## start Input for this task

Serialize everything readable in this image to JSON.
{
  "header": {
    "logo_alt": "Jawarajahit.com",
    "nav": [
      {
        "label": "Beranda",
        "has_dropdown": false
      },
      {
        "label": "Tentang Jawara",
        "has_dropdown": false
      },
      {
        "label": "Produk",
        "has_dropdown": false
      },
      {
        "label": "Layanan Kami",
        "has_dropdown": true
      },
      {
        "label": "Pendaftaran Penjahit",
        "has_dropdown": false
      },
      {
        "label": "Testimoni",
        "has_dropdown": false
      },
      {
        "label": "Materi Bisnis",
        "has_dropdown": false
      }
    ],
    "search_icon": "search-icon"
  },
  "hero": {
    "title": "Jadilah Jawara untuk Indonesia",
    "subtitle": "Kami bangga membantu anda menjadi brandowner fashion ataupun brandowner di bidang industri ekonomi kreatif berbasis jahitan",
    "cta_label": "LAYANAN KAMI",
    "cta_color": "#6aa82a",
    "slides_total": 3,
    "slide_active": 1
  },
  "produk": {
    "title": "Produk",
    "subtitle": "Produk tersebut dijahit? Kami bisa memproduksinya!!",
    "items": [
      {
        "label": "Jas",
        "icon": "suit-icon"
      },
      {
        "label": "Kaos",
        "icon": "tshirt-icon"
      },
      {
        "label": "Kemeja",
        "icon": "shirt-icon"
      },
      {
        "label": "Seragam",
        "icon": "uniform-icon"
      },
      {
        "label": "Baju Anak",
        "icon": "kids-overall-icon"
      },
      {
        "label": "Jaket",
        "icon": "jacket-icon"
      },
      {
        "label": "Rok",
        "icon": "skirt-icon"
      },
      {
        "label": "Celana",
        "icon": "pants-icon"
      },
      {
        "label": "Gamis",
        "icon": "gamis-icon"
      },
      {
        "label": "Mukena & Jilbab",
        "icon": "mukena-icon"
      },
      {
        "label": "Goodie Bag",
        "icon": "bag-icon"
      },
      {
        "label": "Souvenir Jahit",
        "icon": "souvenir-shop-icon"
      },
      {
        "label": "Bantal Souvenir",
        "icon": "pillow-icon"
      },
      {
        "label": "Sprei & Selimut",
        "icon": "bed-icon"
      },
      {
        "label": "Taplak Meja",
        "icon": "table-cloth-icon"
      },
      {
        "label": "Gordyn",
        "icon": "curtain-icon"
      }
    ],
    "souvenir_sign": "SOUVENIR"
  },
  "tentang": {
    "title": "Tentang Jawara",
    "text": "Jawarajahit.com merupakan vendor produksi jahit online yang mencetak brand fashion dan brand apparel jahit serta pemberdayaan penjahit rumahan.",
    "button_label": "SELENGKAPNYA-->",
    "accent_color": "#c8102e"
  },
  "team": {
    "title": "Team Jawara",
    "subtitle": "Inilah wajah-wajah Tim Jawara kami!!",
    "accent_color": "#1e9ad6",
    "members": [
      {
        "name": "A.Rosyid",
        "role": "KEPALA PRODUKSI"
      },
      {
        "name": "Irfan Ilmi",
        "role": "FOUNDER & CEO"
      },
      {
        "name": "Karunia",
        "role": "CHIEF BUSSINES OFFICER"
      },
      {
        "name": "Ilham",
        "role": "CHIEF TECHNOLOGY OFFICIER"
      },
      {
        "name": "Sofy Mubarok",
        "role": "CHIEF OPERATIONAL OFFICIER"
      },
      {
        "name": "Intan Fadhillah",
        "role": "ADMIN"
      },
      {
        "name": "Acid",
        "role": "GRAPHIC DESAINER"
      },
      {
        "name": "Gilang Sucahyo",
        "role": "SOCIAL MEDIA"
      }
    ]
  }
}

## end Input for this task

__Your instructions__
Find the string "name" in the entries above and return each line that holds it.

__Result of this task__
        "name": "A.Rosyid",
        "name": "Irfan Ilmi",
        "name": "Karunia",
        "name": "Ilham",
        "name": "Sofy Mubarok",
        "name": "Intan Fadhillah",
        "name": "Acid",
        "name": "Gilang Sucahyo",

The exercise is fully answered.